- _TASK BRIEF_
Your task is to copy every line of this material exactly.
..........
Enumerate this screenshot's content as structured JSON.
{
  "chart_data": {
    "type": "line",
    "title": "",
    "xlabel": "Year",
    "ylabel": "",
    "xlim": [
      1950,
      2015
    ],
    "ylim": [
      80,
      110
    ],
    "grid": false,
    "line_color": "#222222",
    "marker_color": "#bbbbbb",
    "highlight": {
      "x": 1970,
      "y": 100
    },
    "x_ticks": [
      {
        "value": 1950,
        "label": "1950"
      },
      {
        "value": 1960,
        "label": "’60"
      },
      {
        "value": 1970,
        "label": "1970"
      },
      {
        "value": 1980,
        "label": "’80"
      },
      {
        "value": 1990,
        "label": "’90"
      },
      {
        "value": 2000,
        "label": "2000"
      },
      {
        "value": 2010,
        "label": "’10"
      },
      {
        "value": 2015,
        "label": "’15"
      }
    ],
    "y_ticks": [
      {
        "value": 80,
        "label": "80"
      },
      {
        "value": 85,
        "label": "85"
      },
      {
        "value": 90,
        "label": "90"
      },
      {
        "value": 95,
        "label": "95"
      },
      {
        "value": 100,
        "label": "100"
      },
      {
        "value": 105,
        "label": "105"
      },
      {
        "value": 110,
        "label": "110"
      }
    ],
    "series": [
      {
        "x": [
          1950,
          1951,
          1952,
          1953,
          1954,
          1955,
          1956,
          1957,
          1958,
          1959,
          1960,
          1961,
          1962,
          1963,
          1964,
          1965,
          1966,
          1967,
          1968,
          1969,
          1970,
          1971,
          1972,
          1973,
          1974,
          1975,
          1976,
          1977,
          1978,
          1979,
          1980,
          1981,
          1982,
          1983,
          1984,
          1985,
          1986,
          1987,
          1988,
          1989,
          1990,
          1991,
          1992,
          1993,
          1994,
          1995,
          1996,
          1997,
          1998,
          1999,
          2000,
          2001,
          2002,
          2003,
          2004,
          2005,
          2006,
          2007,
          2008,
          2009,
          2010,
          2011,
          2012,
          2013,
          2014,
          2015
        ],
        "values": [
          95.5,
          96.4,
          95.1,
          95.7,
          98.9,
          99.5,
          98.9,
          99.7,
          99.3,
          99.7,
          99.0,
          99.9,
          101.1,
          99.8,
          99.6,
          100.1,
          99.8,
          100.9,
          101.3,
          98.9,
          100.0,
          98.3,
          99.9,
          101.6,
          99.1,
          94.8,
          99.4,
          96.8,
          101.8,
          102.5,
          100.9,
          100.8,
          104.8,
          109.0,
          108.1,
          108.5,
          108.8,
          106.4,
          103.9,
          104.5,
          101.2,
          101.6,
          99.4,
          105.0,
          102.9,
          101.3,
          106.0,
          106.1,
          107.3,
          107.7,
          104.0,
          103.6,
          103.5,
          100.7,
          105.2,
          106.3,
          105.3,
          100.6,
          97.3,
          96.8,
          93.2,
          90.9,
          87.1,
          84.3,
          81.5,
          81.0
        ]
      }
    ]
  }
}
..........
- _WRITTEN ANSWER_
Enumerate this screenshot's content as structured JSON.
{
  "chart_data": {
    "type": "line",
    "title": "",
    "xlabel": "Year",
    "ylabel": "",
    "xlim": [
      1950,
      2015
    ],
    "ylim": [
      80,
      110
    ],
    "grid": false,
    "line_color": "#222222",
    "marker_color": "#bbbbbb",
    "highlight": {
      "x": 1970,
      "y": 100
    },
    "x_ticks": [
      {
        "value": 1950,
        "label": "1950"
      },
      {
        "value": 1960,
        "label": "’60"
      },
      {
        "value": 1970,
        "label": "1970"
      },
      {
        "value": 1980,
        "label": "’80"
      },
      {
        "value": 1990,
        "label": "’90"
      },
      {
        "value": 2000,
        "label": "2000"
      },
      {
        "value": 2010,
        "label": "’10"
      },
      {
        "value": 2015,
        "label": "’15"
      }
    ],
    "y_ticks": [
      {
        "value": 80,
        "label": "80"
      },
      {
        "value": 85,
        "label": "85"
      },
      {
        "value": 90,
        "label": "90"
      },
      {
        "value": 95,
        "label": "95"
      },
      {
        "value": 100,
        "label": "100"
      },
      {
        "value": 105,
        "label": "105"
      },
      {
        "value": 110,
        "label": "110"
      }
    ],
    "series": [
      {
        "x": [
          1950,
          1951,
          1952,
          1953,
          1954,
          1955,
          1956,
          1957,
          1958,
          1959,
          1960,
          1961,
          1962,
          1963,
          1964,
          1965,
          1966,
          1967,
          1968,
          1969,
          1970,
          1971,
          1972,
          1973,
          1974,
          1975,
          1976,
          1977,
          1978,
          1979,
          1980,
          1981,
          1982,
          1983,
          1984,
          1985,
          1986,
          1987,
          1988,
          1989,
          1990,
          1991,
          1992,
          1993,
          1994,
          1995,
          1996,
          1997,
          1998,
          1999,
          2000,
          2001,
          2002,
          2003,
          2004,
          2005,
          2006,
          2007,
          2008,
          2009,
          2010,
          2011,
          2012,
          2013,
          2014,
          2015
        ],
        "values": [
          95.5,
          96.4,
          95.1,
          95.7,
          98.9,
          99.5,
          98.9,
          99.7,
          99.3,
          99.7,
          99.0,
          99.9,
          101.1,
          99.8,
          99.6,
          100.1,
          99.8,
          100.9,
          101.3,
          98.9,
          100.0,
          98.3,
          99.9,
          101.6,
          99.1,
          94.8,
          99.4,
          96.8,
          101.8,
          102.5,
          100.9,
          100.8,
          104.8,
          109.0,
          108.1,
          108.5,
          108.8,
          106.4,
          103.9,
          104.5,
          101.2,
          101.6,
          99.4,
          105.0,
          102.9,
          101.3,
          106.0,
          106.1,
          107.3,
          107.7,
          104.0,
          103.6,
          103.5,
          100.7,
          105.2,
          106.3,
          105.3,
          100.6,
          97.3,
          96.8,
          93.2,
          90.9,
          87.1,
          84.3,
          81.5,
          81.0
        ]
      }
    ]
  }
}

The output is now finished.